TEXTE SOURCE
════════════════════

Nous sommes forts dans la tête alors que nous étions faibles la saison dernière : ça paraît simple comme résumé, mais c’est un peu ça. L’année passée, chaque fois que nous étions menés, nous laissions tomber les bras parce que nous étions convaincus que nous ne pourrions pas revenir. Il suffisait d’un but de l’adversaire pour que nous perdions au moins 30 % de notre confiance en nos moyens. Aujourd’hui, nous raisonnons tout à fait différemment : -L’adversaire a marqué, tant mieux pour lui, à nous de lui montrer ce que nous avons dans le ventre. Il y a maintenant du caractère dans le groupe. Si nous avions eu le même état d’esprit la saison passée, nous n’aurions jamais autant souffert pour nous maintenir.

 » J’ai assumé dans l’affaire Espartero  »

Le groupe a quand même manqué de caractère et de chaleur quand il s’est agi d’intégrer Mario Espartero…

(Il rigole).

On a entendu que vous aviez eu un gros clash avec lui. Que s’est-il passé ? On veut savoir !

Un clash ? Pas vraiment.

Quoi, alors ?

Un échange de mots assez musclé, disons.

Expliquez.

════════════════════

LISTE DES TÂCHES
(1) Recopiez le passage de l'entretien qui commence par « Le groupe a » et va jusqu'à « clash ? Pas vraiment. ».
(2) Relevez dans l'entretien toutes les phrases qui se terminent par un point d'interrogation.

DONNÉES FOURNIES
════════════════════

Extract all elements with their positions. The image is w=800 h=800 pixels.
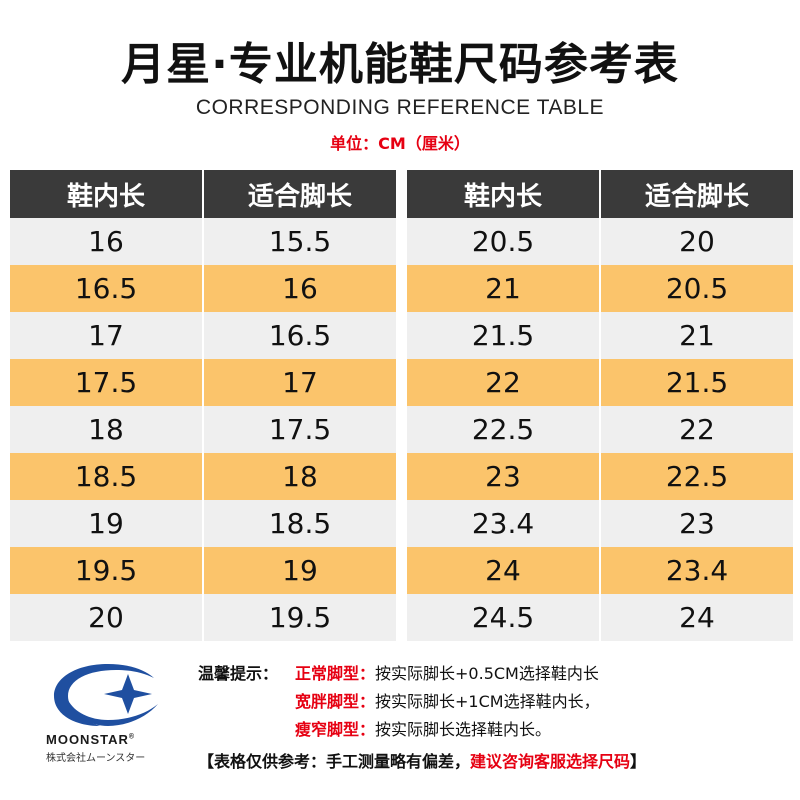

════════════════════

RÉPONSES AUX TÂCHES
(1)
Le groupe a quand même manqué de caractère et de chaleur quand il s’est agi d’intégrer Mario Espartero…

(Il rigole).

On a entendu que vous aviez eu un gros clash avec lui. Que s’est-il passé ? On veut savoir !

Un clash ? Pas vraiment.

(2)
- Que s’est-il passé ?
- Un clash ?
- Quoi, alors ?